*Source data*
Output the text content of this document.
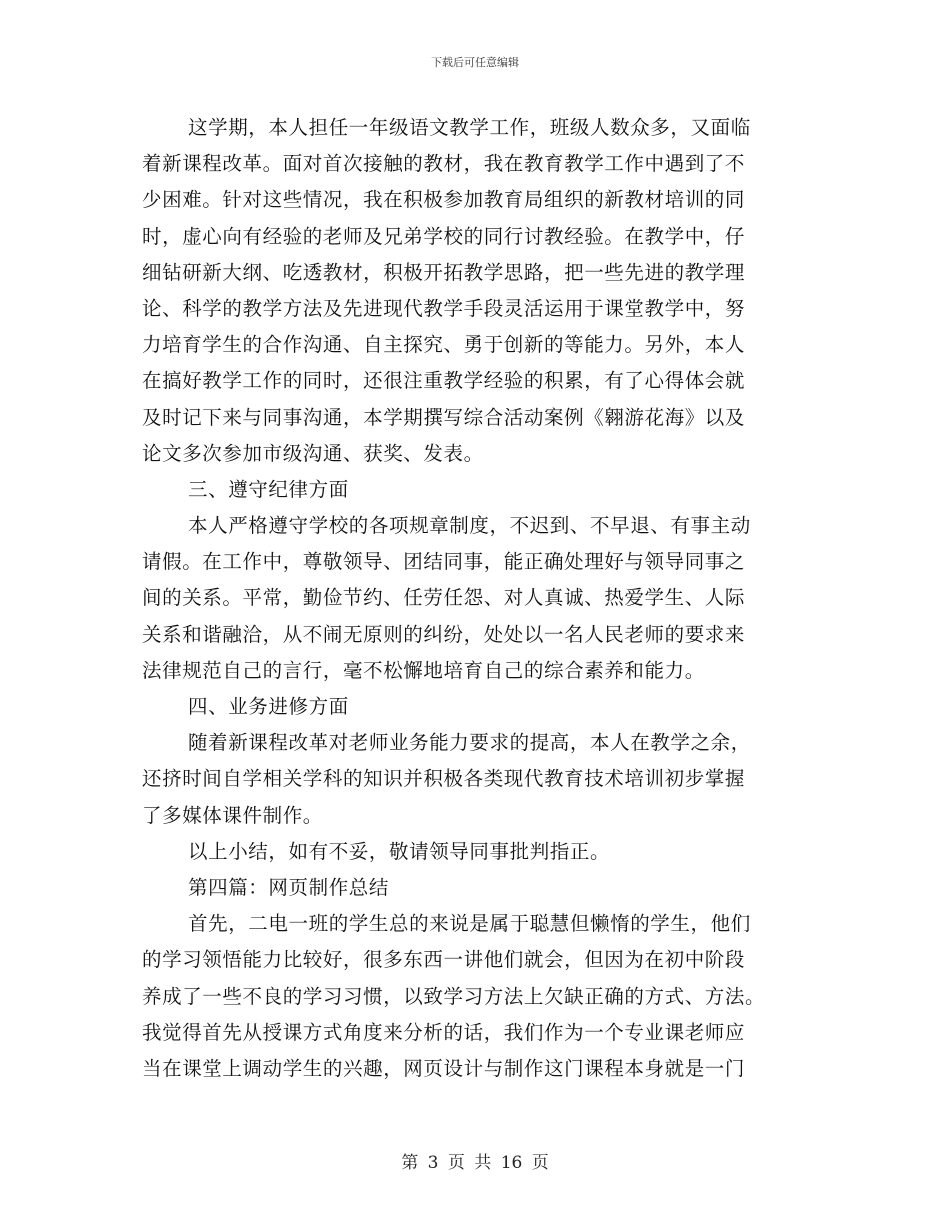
下载后可任意编辑
这学期，本人担任一年级语文教学工作，班级人数众多，又面临
着新课程改革。面对首次接触的教材，我在教育教学工作中遇到了不
少困难。针对这些情况，我在积极参加教育局组织的新教材培训的同
时，虚心向有经验的老师及兄弟学校的同行讨教经验。在教学中，仔
细钻研新大纲、吃透教材，积极开拓教学思路，把一些先进的教学理
论、科学的教学方法及先进现代教学手段灵活运用于课堂教学中，努
力培育学生的合作沟通、自主探究、勇于创新的等能力。另外，本人
在搞好教学工作的同时，还很注重教学经验的积累，有了心得体会就
及时记下来与同事沟通，本学期撰写综合活动案例《翱游花海》以及
论文多次参加市级沟通、获奖、发表。
三、遵守纪律方面
本人严格遵守学校的各项规章制度，不迟到、不早退、有事主动
请假。在工作中，尊敬领导、团结同事，能正确处理好与领导同事之
间的关系。平常，勤俭节约、任劳任怨、对人真诚、热爱学生、人际
关系和谐融洽，从不闹无原则的纠纷，处处以一名人民老师的要求来
法律规范自己的言行，毫不松懈地培育自己的综合素养和能力。
四、业务进修方面
随着新课程改革对老师业务能力要求的提高，本人在教学之余，
还挤时间自学相关学科的知识并积极各类现代教育技术培训初步掌握
了多媒体课件制作。
以上小结，如有不妥，敬请领导同事批判指正。
第四篇：网页制作总结
首先，二电一班的学生总的来说是属于聪慧但懒惰的学生，他们
的学习领悟能力比较好，很多东西一讲他们就会，但因为在初中阶段
养成了一些不良的学习习惯，以致学习方法上欠缺正确的方式、方法。
我觉得首先从授课方式角度来分析的话，我们作为一个专业课老师应
当在课堂上调动学生的兴趣，网页设计与制作这门课程本身就是一门
第 3 页 共 16 页
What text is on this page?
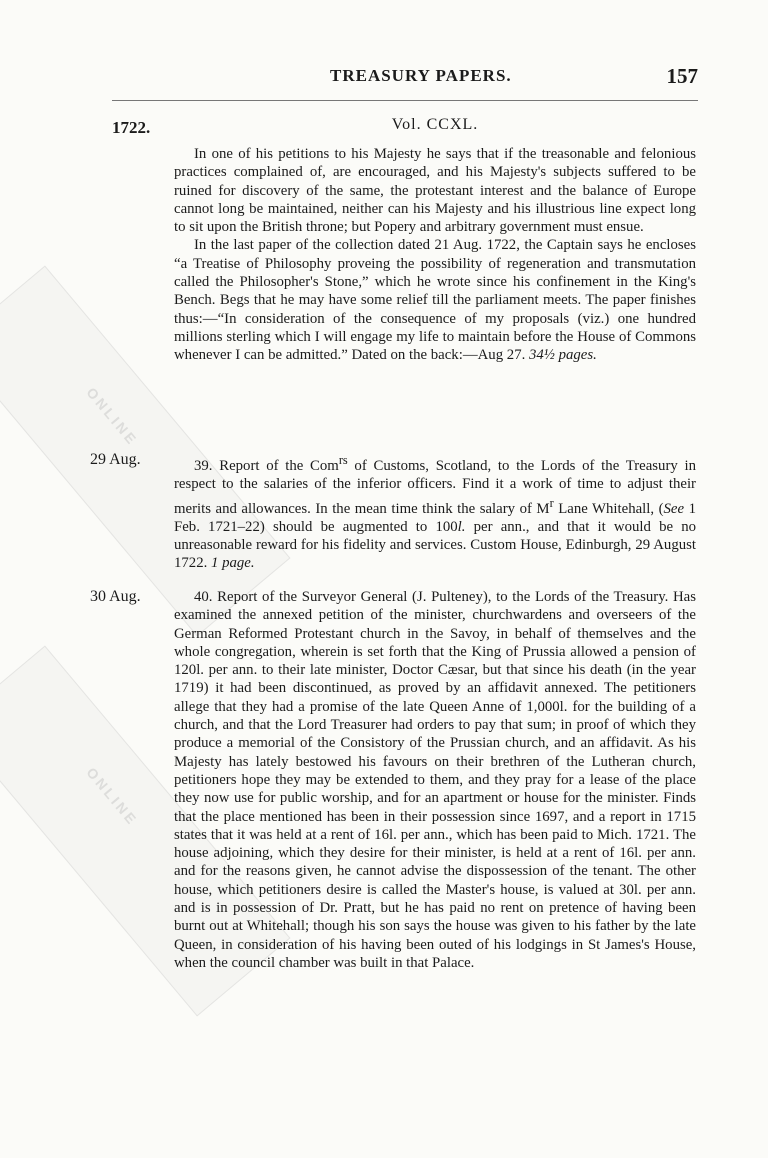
ONLINE
ONLINE
TREASURY PAPERS.	157
1722.	Vol. CCXL.

In one of his petitions to his Majesty he says that if the treasonable and felonious practices complained of, are encouraged, and his Majesty's subjects suffered to be ruined for discovery of the same, the protestant interest and the balance of Europe cannot long be maintained, neither can his Majesty and his illustrious line expect long to sit upon the British throne; but Popery and arbitrary government must ensue.

In the last paper of the collection dated 21 Aug. 1722, the Captain says he encloses “a Treatise of Philosophy proveing the possibility of regeneration and transmutation called the Philosopher's Stone,” which he wrote since his confinement in the King's Bench. Begs that he may have some relief till the parliament meets. The paper finishes thus:—“In consideration of the consequence of my proposals (viz.) one hundred millions sterling which I will engage my life to maintain before the House of Commons whenever I can be admitted.” Dated on the back:—Aug 27. 34½ pages.

29 Aug.	39. Report of the Com$^{rs}$ of Customs, Scotland, to the Lords of the Treasury in respect to the salaries of the inferior officers. Find it a work of time to adjust their merits and allowances. In the mean time think the salary of $M^r$ Lane Whitehall, (See 1 Feb. 1721–22) should be augmented to 100l. per ann., and that it would be no unreasonable reward for his fidelity and services. Custom House, Edinburgh, 29 August 1722. 1 page.

30 Aug.	40. Report of the Surveyor General (J. Pulteney), to the Lords of the Treasury. Has examined the annexed petition of the minister, churchwardens and overseers of the German Reformed Protestant church in the Savoy, in behalf of themselves and the whole congregation, wherein is set forth that the King of Prussia allowed a pension of 120l. per ann. to their late minister, Doctor Cæsar, but that since his death (in the year 1719) it had been discontinued, as proved by an affidavit annexed. The petitioners allege that they had a promise of the late Queen Anne of 1,000l. for the building of a church, and that the Lord Treasurer had orders to pay that sum; in proof of which they produce a memorial of the Consistory of the Prussian church, and an affidavit. As his Majesty has lately bestowed his favours on their brethren of the Lutheran church, petitioners hope they may be extended to them, and they pray for a lease of the place they now use for public worship, and for an apartment or house for the minister. Finds that the place mentioned has been in their possession since 1697, and a report in 1715 states that it was held at a rent of 16l. per ann., which has been paid to Mich. 1721. The house adjoining, which they desire for their minister, is held at a rent of 16l. per ann. and for the reasons given, he cannot advise the dispossession of the tenant. The other house, which petitioners desire is called the Master's house, is valued at 30l. per ann. and is in possession of Dr. Pratt, but he has paid no rent on pretence of having been burnt out at Whitehall; though his son says the house was given to his father by the late Queen, in consideration of his having been outed of his lodgings in St James's House, when the council chamber was built in that Palace.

*Given instruction*
Look through the records and gather each line with the word "text".

*Complete answer*
Output the text content of this document.
What text is on this page?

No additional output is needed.